Stored data entries:

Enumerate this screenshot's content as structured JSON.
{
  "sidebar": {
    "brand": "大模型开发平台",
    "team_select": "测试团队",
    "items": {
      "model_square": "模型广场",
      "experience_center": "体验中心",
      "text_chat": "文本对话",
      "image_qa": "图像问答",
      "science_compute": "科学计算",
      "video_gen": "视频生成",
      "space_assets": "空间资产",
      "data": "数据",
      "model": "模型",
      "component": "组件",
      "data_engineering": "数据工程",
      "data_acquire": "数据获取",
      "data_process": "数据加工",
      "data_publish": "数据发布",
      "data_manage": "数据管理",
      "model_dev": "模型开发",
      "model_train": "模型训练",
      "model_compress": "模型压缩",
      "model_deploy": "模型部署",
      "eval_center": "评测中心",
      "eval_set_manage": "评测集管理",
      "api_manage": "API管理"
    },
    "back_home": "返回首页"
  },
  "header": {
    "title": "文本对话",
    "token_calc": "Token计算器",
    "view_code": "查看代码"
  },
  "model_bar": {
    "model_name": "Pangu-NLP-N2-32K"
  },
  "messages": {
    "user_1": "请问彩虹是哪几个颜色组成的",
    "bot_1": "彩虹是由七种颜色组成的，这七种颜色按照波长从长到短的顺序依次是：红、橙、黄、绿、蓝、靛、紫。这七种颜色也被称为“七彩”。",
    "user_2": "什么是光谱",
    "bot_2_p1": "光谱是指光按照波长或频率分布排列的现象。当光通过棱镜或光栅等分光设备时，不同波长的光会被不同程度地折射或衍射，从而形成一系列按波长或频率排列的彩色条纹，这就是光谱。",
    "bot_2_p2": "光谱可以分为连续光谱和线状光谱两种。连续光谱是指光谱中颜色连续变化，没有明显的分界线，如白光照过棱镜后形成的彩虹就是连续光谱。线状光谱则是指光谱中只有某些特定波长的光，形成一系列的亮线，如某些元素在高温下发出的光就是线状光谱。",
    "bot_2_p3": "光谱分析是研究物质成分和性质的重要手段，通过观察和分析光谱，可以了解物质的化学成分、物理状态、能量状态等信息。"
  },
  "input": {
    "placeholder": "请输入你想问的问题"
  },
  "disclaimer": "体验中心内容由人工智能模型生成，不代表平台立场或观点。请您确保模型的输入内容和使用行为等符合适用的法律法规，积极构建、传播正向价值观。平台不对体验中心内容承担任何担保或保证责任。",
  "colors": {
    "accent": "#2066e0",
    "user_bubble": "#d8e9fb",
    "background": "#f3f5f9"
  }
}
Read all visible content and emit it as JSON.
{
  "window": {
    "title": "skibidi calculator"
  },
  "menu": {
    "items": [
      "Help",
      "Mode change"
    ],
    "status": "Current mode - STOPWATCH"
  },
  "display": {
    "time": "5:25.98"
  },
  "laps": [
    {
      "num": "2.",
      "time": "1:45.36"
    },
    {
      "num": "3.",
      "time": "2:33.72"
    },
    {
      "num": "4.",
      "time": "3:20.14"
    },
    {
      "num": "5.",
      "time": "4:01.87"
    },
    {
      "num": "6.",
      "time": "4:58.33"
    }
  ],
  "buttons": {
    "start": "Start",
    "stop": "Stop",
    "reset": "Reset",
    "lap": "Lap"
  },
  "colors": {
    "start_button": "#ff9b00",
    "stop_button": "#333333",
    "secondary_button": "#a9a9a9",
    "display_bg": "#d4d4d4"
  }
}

### YOUR GOAL
Copy all the lines, exactly.

### EXPECTED OUTPUT
Enumerate this screenshot's content as structured JSON.
{
  "sidebar": {
    "brand": "大模型开发平台",
    "team_select": "测试团队",
    "items": {
      "model_square": "模型广场",
      "experience_center": "体验中心",
      "text_chat": "文本对话",
      "image_qa": "图像问答",
      "science_compute": "科学计算",
      "video_gen": "视频生成",
      "space_assets": "空间资产",
      "data": "数据",
      "model": "模型",
      "component": "组件",
      "data_engineering": "数据工程",
      "data_acquire": "数据获取",
      "data_process": "数据加工",
      "data_publish": "数据发布",
      "data_manage": "数据管理",
      "model_dev": "模型开发",
      "model_train": "模型训练",
      "model_compress": "模型压缩",
      "model_deploy": "模型部署",
      "eval_center": "评测中心",
      "eval_set_manage": "评测集管理",
      "api_manage": "API管理"
    },
    "back_home": "返回首页"
  },
  "header": {
    "title": "文本对话",
    "token_calc": "Token计算器",
    "view_code": "查看代码"
  },
  "model_bar": {
    "model_name": "Pangu-NLP-N2-32K"
  },
  "messages": {
    "user_1": "请问彩虹是哪几个颜色组成的",
    "bot_1": "彩虹是由七种颜色组成的，这七种颜色按照波长从长到短的顺序依次是：红、橙、黄、绿、蓝、靛、紫。这七种颜色也被称为“七彩”。",
    "user_2": "什么是光谱",
    "bot_2_p1": "光谱是指光按照波长或频率分布排列的现象。当光通过棱镜或光栅等分光设备时，不同波长的光会被不同程度地折射或衍射，从而形成一系列按波长或频率排列的彩色条纹，这就是光谱。",
    "bot_2_p2": "光谱可以分为连续光谱和线状光谱两种。连续光谱是指光谱中颜色连续变化，没有明显的分界线，如白光照过棱镜后形成的彩虹就是连续光谱。线状光谱则是指光谱中只有某些特定波长的光，形成一系列的亮线，如某些元素在高温下发出的光就是线状光谱。",
    "bot_2_p3": "光谱分析是研究物质成分和性质的重要手段，通过观察和分析光谱，可以了解物质的化学成分、物理状态、能量状态等信息。"
  },
  "input": {
    "placeholder": "请输入你想问的问题"
  },
  "disclaimer": "体验中心内容由人工智能模型生成，不代表平台立场或观点。请您确保模型的输入内容和使用行为等符合适用的法律法规，积极构建、传播正向价值观。平台不对体验中心内容承担任何担保或保证责任。",
  "colors": {
    "accent": "#2066e0",
    "user_bubble": "#d8e9fb",
    "background": "#f3f5f9"
  }
}
Read all visible content and emit it as JSON.
{
  "window": {
    "title": "skibidi calculator"
  },
  "menu": {
    "items": [
      "Help",
      "Mode change"
    ],
    "status": "Current mode - STOPWATCH"
  },
  "display": {
    "time": "5:25.98"
  },
  "laps": [
    {
      "num": "2.",
      "time": "1:45.36"
    },
    {
      "num": "3.",
      "time": "2:33.72"
    },
    {
      "num": "4.",
      "time": "3:20.14"
    },
    {
      "num": "5.",
      "time": "4:01.87"
    },
    {
      "num": "6.",
      "time": "4:58.33"
    }
  ],
  "buttons": {
    "start": "Start",
    "stop": "Stop",
    "reset": "Reset",
    "lap": "Lap"
  },
  "colors": {
    "start_button": "#ff9b00",
    "stop_button": "#333333",
    "secondary_button": "#a9a9a9",
    "display_bg": "#d4d4d4"
  }
}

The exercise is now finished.